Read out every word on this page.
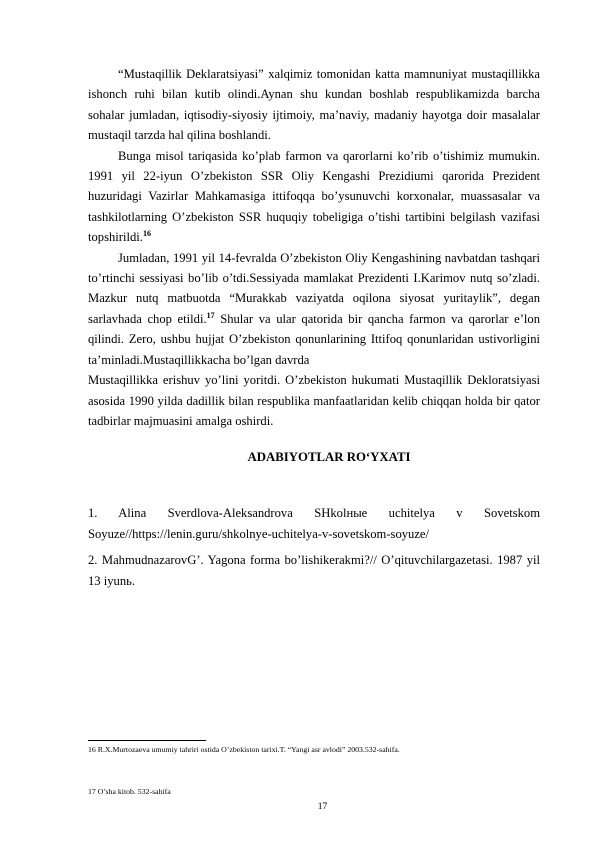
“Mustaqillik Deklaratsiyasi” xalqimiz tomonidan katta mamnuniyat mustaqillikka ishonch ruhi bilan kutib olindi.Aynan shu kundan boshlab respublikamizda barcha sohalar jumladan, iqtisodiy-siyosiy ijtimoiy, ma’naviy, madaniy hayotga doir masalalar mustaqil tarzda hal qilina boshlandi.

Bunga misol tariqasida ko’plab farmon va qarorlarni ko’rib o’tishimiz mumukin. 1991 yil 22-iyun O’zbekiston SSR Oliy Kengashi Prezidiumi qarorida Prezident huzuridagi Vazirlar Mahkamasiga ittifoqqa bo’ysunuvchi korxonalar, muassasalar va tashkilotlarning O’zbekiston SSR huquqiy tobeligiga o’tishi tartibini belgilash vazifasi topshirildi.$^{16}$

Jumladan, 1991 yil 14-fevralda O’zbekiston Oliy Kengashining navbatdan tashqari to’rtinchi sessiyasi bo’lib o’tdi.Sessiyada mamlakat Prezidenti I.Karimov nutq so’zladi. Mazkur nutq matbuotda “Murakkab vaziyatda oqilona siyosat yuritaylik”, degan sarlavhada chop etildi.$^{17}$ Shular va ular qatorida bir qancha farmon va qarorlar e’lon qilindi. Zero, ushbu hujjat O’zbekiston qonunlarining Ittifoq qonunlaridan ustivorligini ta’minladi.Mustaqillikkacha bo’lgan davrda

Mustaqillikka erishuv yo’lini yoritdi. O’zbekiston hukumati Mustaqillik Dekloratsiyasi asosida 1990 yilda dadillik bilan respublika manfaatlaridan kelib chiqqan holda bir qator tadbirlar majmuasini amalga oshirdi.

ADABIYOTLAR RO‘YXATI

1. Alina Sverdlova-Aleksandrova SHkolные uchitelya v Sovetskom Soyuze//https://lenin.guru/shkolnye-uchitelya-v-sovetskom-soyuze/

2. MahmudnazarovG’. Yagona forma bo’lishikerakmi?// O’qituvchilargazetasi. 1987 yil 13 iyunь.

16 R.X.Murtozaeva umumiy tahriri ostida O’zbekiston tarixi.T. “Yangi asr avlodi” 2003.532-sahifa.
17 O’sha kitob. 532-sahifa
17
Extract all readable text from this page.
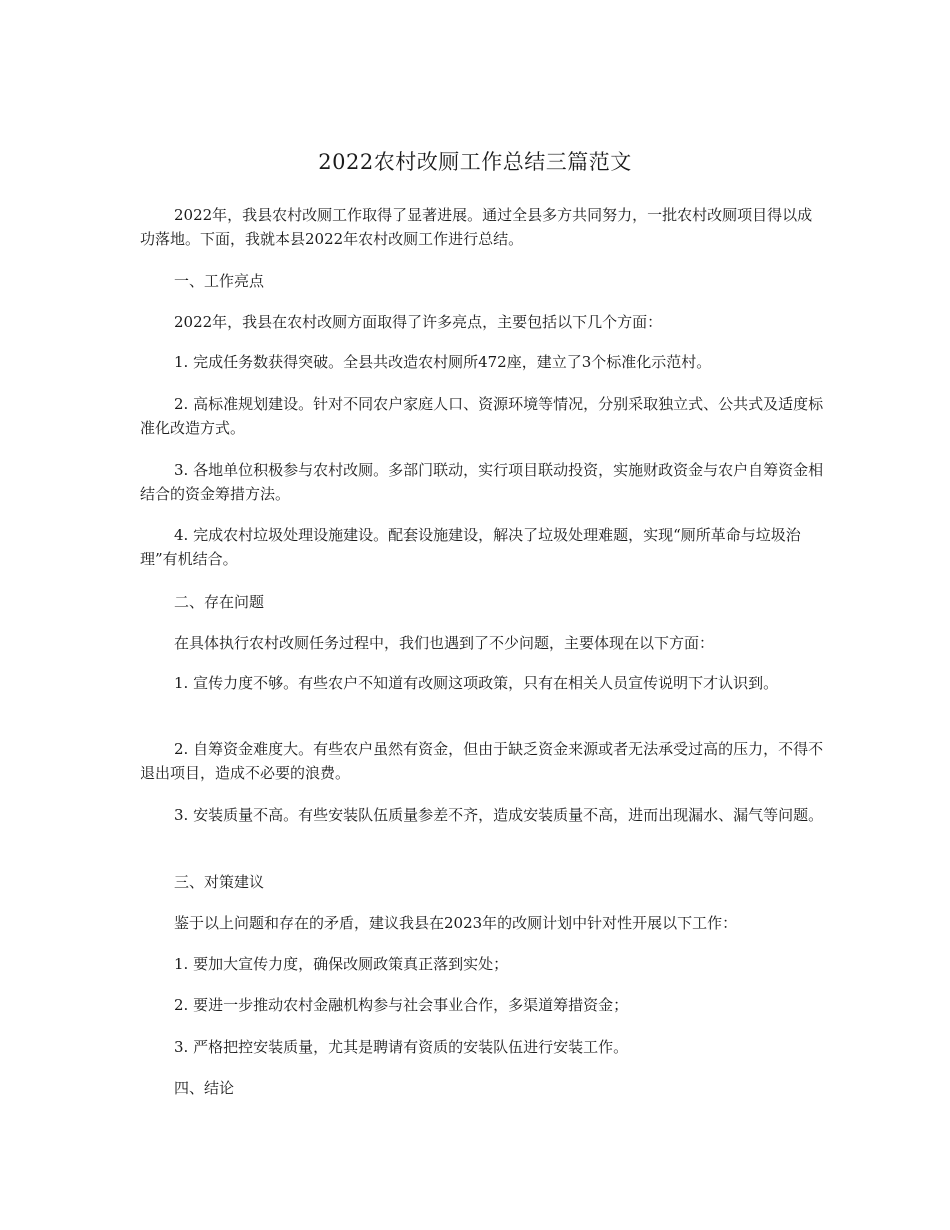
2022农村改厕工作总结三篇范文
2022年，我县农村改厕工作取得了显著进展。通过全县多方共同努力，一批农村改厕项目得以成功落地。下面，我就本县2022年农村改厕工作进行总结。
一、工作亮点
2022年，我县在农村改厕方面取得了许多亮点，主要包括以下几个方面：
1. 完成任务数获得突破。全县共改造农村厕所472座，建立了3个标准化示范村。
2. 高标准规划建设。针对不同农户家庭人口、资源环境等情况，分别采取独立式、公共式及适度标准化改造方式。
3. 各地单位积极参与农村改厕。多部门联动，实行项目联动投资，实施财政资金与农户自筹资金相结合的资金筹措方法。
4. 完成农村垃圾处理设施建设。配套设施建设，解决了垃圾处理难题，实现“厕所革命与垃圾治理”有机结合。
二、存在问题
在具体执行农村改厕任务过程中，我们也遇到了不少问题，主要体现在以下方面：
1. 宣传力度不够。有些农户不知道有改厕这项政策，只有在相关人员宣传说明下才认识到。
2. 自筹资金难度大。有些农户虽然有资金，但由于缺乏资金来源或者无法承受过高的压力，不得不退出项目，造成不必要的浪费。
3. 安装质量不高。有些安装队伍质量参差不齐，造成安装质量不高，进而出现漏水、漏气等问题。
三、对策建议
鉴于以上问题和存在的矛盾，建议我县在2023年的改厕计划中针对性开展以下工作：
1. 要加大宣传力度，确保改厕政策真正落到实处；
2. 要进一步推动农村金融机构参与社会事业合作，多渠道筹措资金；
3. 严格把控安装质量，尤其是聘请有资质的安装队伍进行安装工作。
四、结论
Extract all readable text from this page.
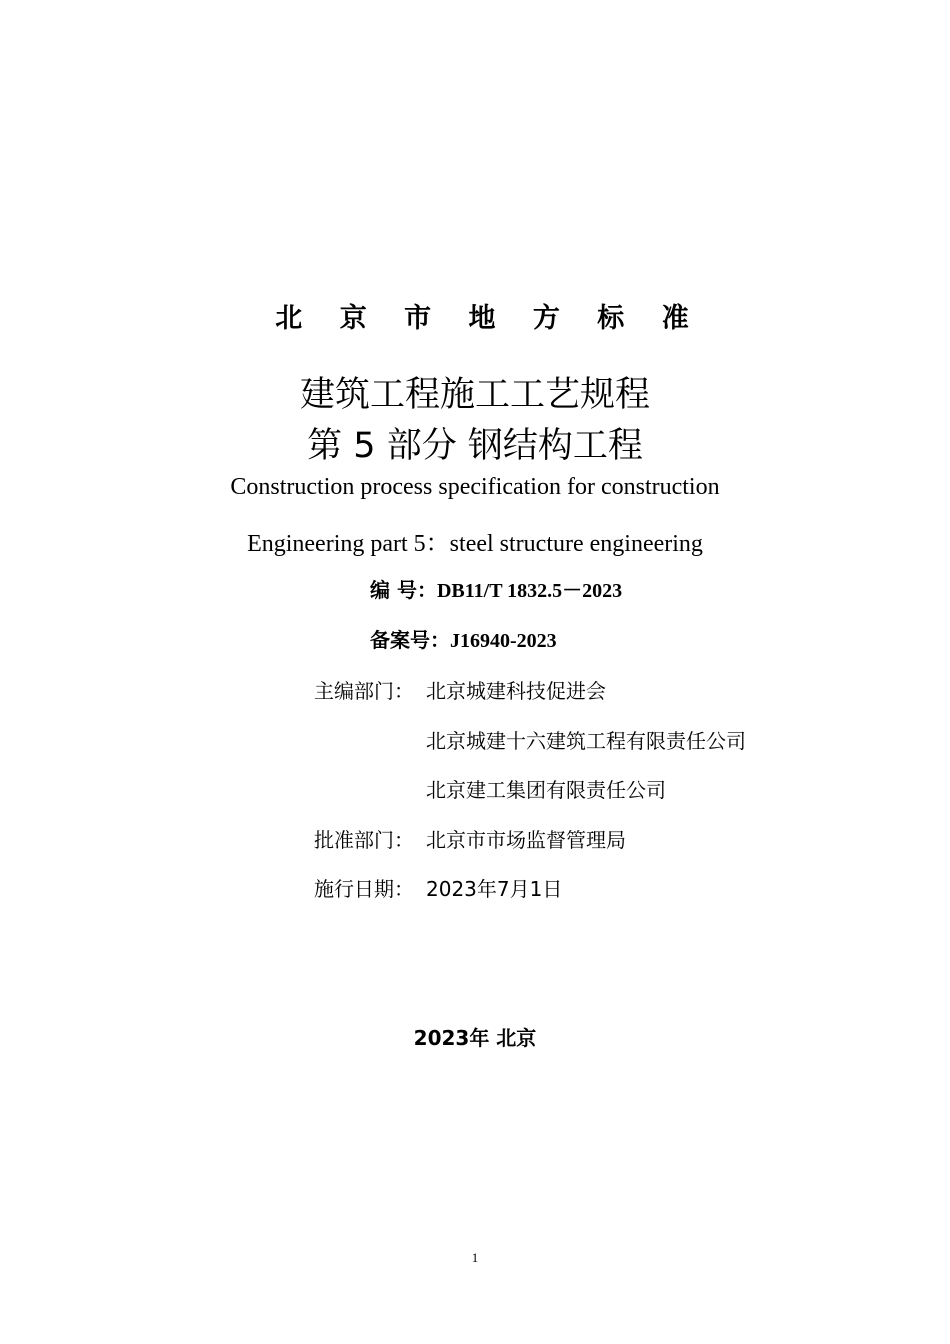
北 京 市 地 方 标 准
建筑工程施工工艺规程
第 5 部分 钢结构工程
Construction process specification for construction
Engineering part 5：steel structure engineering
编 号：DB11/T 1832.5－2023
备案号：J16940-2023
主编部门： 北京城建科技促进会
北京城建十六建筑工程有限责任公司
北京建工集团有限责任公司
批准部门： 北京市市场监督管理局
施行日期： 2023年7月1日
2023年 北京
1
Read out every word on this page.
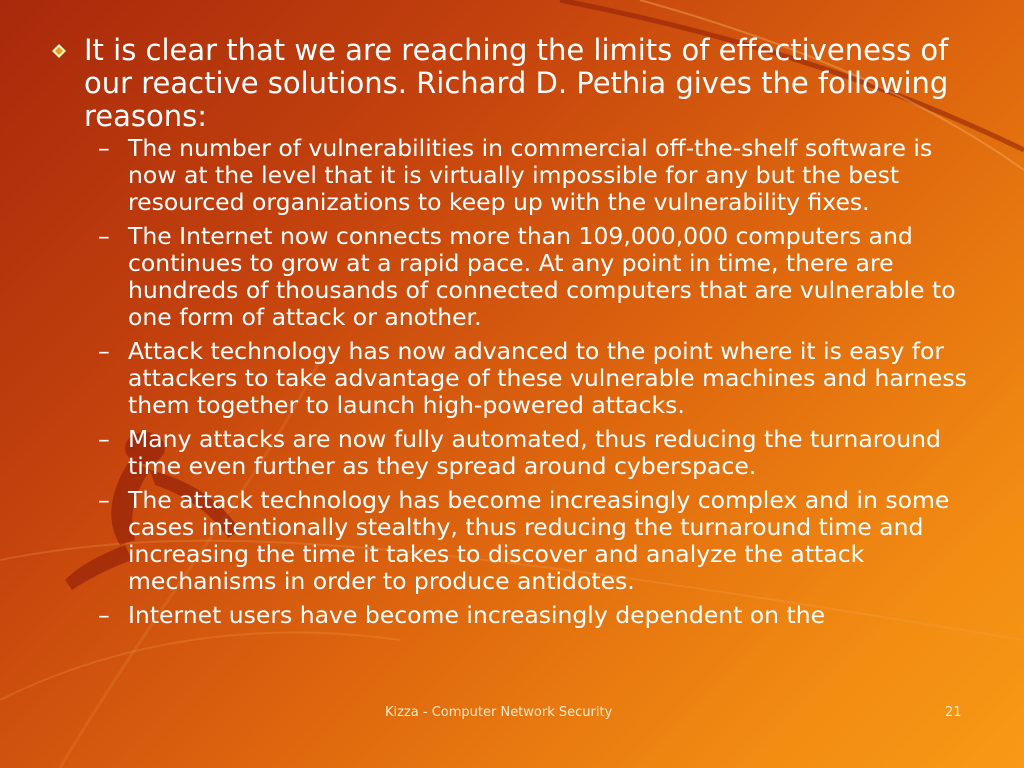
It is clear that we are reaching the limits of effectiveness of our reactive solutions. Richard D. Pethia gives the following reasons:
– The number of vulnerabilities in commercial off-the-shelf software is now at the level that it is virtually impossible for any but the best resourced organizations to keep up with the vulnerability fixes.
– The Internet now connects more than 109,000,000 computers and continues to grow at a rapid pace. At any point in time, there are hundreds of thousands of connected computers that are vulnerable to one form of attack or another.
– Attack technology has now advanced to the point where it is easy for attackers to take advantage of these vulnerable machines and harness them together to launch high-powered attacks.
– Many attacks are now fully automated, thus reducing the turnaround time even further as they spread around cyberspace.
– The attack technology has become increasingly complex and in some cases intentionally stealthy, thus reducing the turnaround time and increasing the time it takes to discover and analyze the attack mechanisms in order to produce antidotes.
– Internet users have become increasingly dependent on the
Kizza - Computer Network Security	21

--- Objective ---
Copy out the records above in full, exactly as written, but not the pictures.

--- Output for this task ---
Read out every word on this page.
“Mustaqillik Deklaratsiyasi” xalqimiz tomonidan katta mamnuniyat mustaqillikka ishonch ruhi bilan kutib olindi.Aynan shu kundan boshlab respublikamizda barcha sohalar jumladan, iqtisodiy-siyosiy ijtimoiy, ma’naviy, madaniy hayotga doir masalalar mustaqil tarzda hal qilina boshlandi.

Bunga misol tariqasida ko’plab farmon va qarorlarni ko’rib o’tishimiz mumukin. 1991 yil 22-iyun O’zbekiston SSR Oliy Kengashi Prezidiumi qarorida Prezident huzuridagi Vazirlar Mahkamasiga ittifoqqa bo’ysunuvchi korxonalar, muassasalar va tashkilotlarning O’zbekiston SSR huquqiy tobeligiga o’tishi tartibini belgilash vazifasi topshirildi.$^{16}$

Jumladan, 1991 yil 14-fevralda O’zbekiston Oliy Kengashining navbatdan tashqari to’rtinchi sessiyasi bo’lib o’tdi.Sessiyada mamlakat Prezidenti I.Karimov nutq so’zladi. Mazkur nutq matbuotda “Murakkab vaziyatda oqilona siyosat yuritaylik”, degan sarlavhada chop etildi.$^{17}$ Shular va ular qatorida bir qancha farmon va qarorlar e’lon qilindi. Zero, ushbu hujjat O’zbekiston qonunlarining Ittifoq qonunlaridan ustivorligini ta’minladi.Mustaqillikkacha bo’lgan davrda

Mustaqillikka erishuv yo’lini yoritdi. O’zbekiston hukumati Mustaqillik Dekloratsiyasi asosida 1990 yilda dadillik bilan respublika manfaatlaridan kelib chiqqan holda bir qator tadbirlar majmuasini amalga oshirdi.

ADABIYOTLAR RO‘YXATI

1. Alina Sverdlova-Aleksandrova SHkolные uchitelya v Sovetskom Soyuze//https://lenin.guru/shkolnye-uchitelya-v-sovetskom-soyuze/

2. MahmudnazarovG’. Yagona forma bo’lishikerakmi?// O’qituvchilargazetasi. 1987 yil 13 iyunь.

16 R.X.Murtozaeva umumiy tahriri ostida O’zbekiston tarixi.T. “Yangi asr avlodi” 2003.532-sahifa.
17 O’sha kitob. 532-sahifa
17
Extract all readable text from this page.
2022农村改厕工作总结三篇范文
2022年，我县农村改厕工作取得了显著进展。通过全县多方共同努力，一批农村改厕项目得以成功落地。下面，我就本县2022年农村改厕工作进行总结。
一、工作亮点
2022年，我县在农村改厕方面取得了许多亮点，主要包括以下几个方面：
1. 完成任务数获得突破。全县共改造农村厕所472座，建立了3个标准化示范村。
2. 高标准规划建设。针对不同农户家庭人口、资源环境等情况，分别采取独立式、公共式及适度标准化改造方式。
3. 各地单位积极参与农村改厕。多部门联动，实行项目联动投资，实施财政资金与农户自筹资金相结合的资金筹措方法。
4. 完成农村垃圾处理设施建设。配套设施建设，解决了垃圾处理难题，实现“厕所革命与垃圾治理”有机结合。
二、存在问题
在具体执行农村改厕任务过程中，我们也遇到了不少问题，主要体现在以下方面：
1. 宣传力度不够。有些农户不知道有改厕这项政策，只有在相关人员宣传说明下才认识到。
2. 自筹资金难度大。有些农户虽然有资金，但由于缺乏资金来源或者无法承受过高的压力，不得不退出项目，造成不必要的浪费。
3. 安装质量不高。有些安装队伍质量参差不齐，造成安装质量不高，进而出现漏水、漏气等问题。
三、对策建议
鉴于以上问题和存在的矛盾，建议我县在2023年的改厕计划中针对性开展以下工作：
1. 要加大宣传力度，确保改厕政策真正落到实处；
2. 要进一步推动农村金融机构参与社会事业合作，多渠道筹措资金；
3. 严格把控安装质量，尤其是聘请有资质的安装队伍进行安装工作。
四、结论
Extract all readable text from this page.
北 京 市 地 方 标 准
建筑工程施工工艺规程
第 5 部分 钢结构工程
Construction process specification for construction
Engineering part 5：steel structure engineering
编 号：DB11/T 1832.5－2023
备案号：J16940-2023
主编部门： 北京城建科技促进会
北京城建十六建筑工程有限责任公司
北京建工集团有限责任公司
批准部门： 北京市市场监督管理局
施行日期： 2023年7月1日
2023年 北京
1
Read out every word on this page.
It is clear that we are reaching the limits of effectiveness of our reactive solutions. Richard D. Pethia gives the following reasons:
– The number of vulnerabilities in commercial off-the-shelf software is now at the level that it is virtually impossible for any but the best resourced organizations to keep up with the vulnerability fixes.
– The Internet now connects more than 109,000,000 computers and continues to grow at a rapid pace. At any point in time, there are hundreds of thousands of connected computers that are vulnerable to one form of attack or another.
– Attack technology has now advanced to the point where it is easy for attackers to take advantage of these vulnerable machines and harness them together to launch high-powered attacks.
– Many attacks are now fully automated, thus reducing the turnaround time even further as they spread around cyberspace.
– The attack technology has become increasingly complex and in some cases intentionally stealthy, thus reducing the turnaround time and increasing the time it takes to discover and analyze the attack mechanisms in order to produce antidotes.
– Internet users have become increasingly dependent on the
Kizza - Computer Network Security	21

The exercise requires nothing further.